Exercise task: Nothing should be left out: output all of the entries exactly.

Material for the task:
>>>

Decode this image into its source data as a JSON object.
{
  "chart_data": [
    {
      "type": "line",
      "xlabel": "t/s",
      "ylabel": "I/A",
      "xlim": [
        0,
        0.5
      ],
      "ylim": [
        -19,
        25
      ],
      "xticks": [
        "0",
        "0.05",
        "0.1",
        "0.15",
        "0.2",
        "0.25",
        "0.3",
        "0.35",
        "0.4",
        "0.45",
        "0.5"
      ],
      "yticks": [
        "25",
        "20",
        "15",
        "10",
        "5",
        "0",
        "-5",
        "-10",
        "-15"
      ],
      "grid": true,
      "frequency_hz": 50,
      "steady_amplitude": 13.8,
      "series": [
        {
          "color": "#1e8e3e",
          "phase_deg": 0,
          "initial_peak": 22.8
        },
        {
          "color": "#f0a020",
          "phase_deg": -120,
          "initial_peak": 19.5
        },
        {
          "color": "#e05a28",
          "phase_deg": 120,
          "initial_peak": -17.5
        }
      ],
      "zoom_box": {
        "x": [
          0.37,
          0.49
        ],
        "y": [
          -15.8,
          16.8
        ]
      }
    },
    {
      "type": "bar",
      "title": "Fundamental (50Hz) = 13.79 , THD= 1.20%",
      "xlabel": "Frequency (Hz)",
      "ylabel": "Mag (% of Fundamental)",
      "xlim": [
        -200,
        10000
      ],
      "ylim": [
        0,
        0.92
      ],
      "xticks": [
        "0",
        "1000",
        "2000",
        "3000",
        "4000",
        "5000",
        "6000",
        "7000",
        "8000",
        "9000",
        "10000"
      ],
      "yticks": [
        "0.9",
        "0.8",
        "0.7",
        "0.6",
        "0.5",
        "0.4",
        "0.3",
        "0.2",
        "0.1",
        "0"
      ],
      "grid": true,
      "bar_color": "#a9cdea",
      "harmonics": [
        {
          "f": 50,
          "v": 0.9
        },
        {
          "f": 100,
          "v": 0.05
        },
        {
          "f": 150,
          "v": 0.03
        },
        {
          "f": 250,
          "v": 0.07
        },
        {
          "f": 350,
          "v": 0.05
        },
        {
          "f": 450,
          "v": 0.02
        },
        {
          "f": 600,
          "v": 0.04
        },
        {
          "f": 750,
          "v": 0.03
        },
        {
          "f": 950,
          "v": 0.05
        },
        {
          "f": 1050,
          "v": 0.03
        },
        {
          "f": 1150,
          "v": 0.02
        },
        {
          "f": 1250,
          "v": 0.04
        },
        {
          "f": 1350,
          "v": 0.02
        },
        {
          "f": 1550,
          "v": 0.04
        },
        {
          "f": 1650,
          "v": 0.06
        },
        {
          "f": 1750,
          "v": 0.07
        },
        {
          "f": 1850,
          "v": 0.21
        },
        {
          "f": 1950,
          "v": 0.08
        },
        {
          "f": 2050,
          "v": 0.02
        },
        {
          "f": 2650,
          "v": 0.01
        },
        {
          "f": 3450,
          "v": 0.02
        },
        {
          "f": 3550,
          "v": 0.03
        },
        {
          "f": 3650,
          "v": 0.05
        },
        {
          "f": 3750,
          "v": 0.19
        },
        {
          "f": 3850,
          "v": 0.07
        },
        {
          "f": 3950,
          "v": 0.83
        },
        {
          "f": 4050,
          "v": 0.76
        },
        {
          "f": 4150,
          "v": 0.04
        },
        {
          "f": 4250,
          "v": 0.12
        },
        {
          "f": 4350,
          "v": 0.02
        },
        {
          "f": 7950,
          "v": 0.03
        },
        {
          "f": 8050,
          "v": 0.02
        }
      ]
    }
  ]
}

<<<

Task output:
Decode this image into its source data as a JSON object.
{
  "chart_data": [
    {
      "type": "line",
      "xlabel": "t/s",
      "ylabel": "I/A",
      "xlim": [
        0,
        0.5
      ],
      "ylim": [
        -19,
        25
      ],
      "xticks": [
        "0",
        "0.05",
        "0.1",
        "0.15",
        "0.2",
        "0.25",
        "0.3",
        "0.35",
        "0.4",
        "0.45",
        "0.5"
      ],
      "yticks": [
        "25",
        "20",
        "15",
        "10",
        "5",
        "0",
        "-5",
        "-10",
        "-15"
      ],
      "grid": true,
      "frequency_hz": 50,
      "steady_amplitude": 13.8,
      "series": [
        {
          "color": "#1e8e3e",
          "phase_deg": 0,
          "initial_peak": 22.8
        },
        {
          "color": "#f0a020",
          "phase_deg": -120,
          "initial_peak": 19.5
        },
        {
          "color": "#e05a28",
          "phase_deg": 120,
          "initial_peak": -17.5
        }
      ],
      "zoom_box": {
        "x": [
          0.37,
          0.49
        ],
        "y": [
          -15.8,
          16.8
        ]
      }
    },
    {
      "type": "bar",
      "title": "Fundamental (50Hz) = 13.79 , THD= 1.20%",
      "xlabel": "Frequency (Hz)",
      "ylabel": "Mag (% of Fundamental)",
      "xlim": [
        -200,
        10000
      ],
      "ylim": [
        0,
        0.92
      ],
      "xticks": [
        "0",
        "1000",
        "2000",
        "3000",
        "4000",
        "5000",
        "6000",
        "7000",
        "8000",
        "9000",
        "10000"
      ],
      "yticks": [
        "0.9",
        "0.8",
        "0.7",
        "0.6",
        "0.5",
        "0.4",
        "0.3",
        "0.2",
        "0.1",
        "0"
      ],
      "grid": true,
      "bar_color": "#a9cdea",
      "harmonics": [
        {
          "f": 50,
          "v": 0.9
        },
        {
          "f": 100,
          "v": 0.05
        },
        {
          "f": 150,
          "v": 0.03
        },
        {
          "f": 250,
          "v": 0.07
        },
        {
          "f": 350,
          "v": 0.05
        },
        {
          "f": 450,
          "v": 0.02
        },
        {
          "f": 600,
          "v": 0.04
        },
        {
          "f": 750,
          "v": 0.03
        },
        {
          "f": 950,
          "v": 0.05
        },
        {
          "f": 1050,
          "v": 0.03
        },
        {
          "f": 1150,
          "v": 0.02
        },
        {
          "f": 1250,
          "v": 0.04
        },
        {
          "f": 1350,
          "v": 0.02
        },
        {
          "f": 1550,
          "v": 0.04
        },
        {
          "f": 1650,
          "v": 0.06
        },
        {
          "f": 1750,
          "v": 0.07
        },
        {
          "f": 1850,
          "v": 0.21
        },
        {
          "f": 1950,
          "v": 0.08
        },
        {
          "f": 2050,
          "v": 0.02
        },
        {
          "f": 2650,
          "v": 0.01
        },
        {
          "f": 3450,
          "v": 0.02
        },
        {
          "f": 3550,
          "v": 0.03
        },
        {
          "f": 3650,
          "v": 0.05
        },
        {
          "f": 3750,
          "v": 0.19
        },
        {
          "f": 3850,
          "v": 0.07
        },
        {
          "f": 3950,
          "v": 0.83
        },
        {
          "f": 4050,
          "v": 0.76
        },
        {
          "f": 4150,
          "v": 0.04
        },
        {
          "f": 4250,
          "v": 0.12
        },
        {
          "f": 4350,
          "v": 0.02
        },
        {
          "f": 7950,
          "v": 0.03
        },
        {
          "f": 8050,
          "v": 0.02
        }
      ]
    }
  ]
}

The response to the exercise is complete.